((

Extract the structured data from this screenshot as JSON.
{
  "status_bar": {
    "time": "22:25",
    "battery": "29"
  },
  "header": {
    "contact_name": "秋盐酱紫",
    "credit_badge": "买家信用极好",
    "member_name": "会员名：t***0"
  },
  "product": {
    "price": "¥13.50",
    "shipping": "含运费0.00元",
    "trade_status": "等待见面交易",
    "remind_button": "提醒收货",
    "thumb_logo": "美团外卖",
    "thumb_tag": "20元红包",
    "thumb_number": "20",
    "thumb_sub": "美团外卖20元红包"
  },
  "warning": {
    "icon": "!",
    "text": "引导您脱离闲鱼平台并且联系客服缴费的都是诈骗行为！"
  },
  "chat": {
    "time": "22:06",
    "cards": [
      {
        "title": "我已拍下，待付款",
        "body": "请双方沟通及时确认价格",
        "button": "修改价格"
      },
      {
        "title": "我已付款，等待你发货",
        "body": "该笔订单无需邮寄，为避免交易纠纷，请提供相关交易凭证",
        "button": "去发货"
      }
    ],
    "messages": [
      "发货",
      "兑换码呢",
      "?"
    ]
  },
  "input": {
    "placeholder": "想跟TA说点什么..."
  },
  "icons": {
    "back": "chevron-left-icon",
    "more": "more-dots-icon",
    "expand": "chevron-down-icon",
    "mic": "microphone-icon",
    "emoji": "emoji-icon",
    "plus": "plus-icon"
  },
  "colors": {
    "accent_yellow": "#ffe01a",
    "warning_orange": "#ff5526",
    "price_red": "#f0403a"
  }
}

))

■ STATED PROBLEM ■
Each entry above needs to be retyped exactly.

■ RESULT FOR THIS TASK ■
Extract the structured data from this screenshot as JSON.
{
  "status_bar": {
    "time": "22:25",
    "battery": "29"
  },
  "header": {
    "contact_name": "秋盐酱紫",
    "credit_badge": "买家信用极好",
    "member_name": "会员名：t***0"
  },
  "product": {
    "price": "¥13.50",
    "shipping": "含运费0.00元",
    "trade_status": "等待见面交易",
    "remind_button": "提醒收货",
    "thumb_logo": "美团外卖",
    "thumb_tag": "20元红包",
    "thumb_number": "20",
    "thumb_sub": "美团外卖20元红包"
  },
  "warning": {
    "icon": "!",
    "text": "引导您脱离闲鱼平台并且联系客服缴费的都是诈骗行为！"
  },
  "chat": {
    "time": "22:06",
    "cards": [
      {
        "title": "我已拍下，待付款",
        "body": "请双方沟通及时确认价格",
        "button": "修改价格"
      },
      {
        "title": "我已付款，等待你发货",
        "body": "该笔订单无需邮寄，为避免交易纠纷，请提供相关交易凭证",
        "button": "去发货"
      }
    ],
    "messages": [
      "发货",
      "兑换码呢",
      "?"
    ]
  },
  "input": {
    "placeholder": "想跟TA说点什么..."
  },
  "icons": {
    "back": "chevron-left-icon",
    "more": "more-dots-icon",
    "expand": "chevron-down-icon",
    "mic": "microphone-icon",
    "emoji": "emoji-icon",
    "plus": "plus-icon"
  },
  "colors": {
    "accent_yellow": "#ffe01a",
    "warning_orange": "#ff5526",
    "price_red": "#f0403a"
  }
}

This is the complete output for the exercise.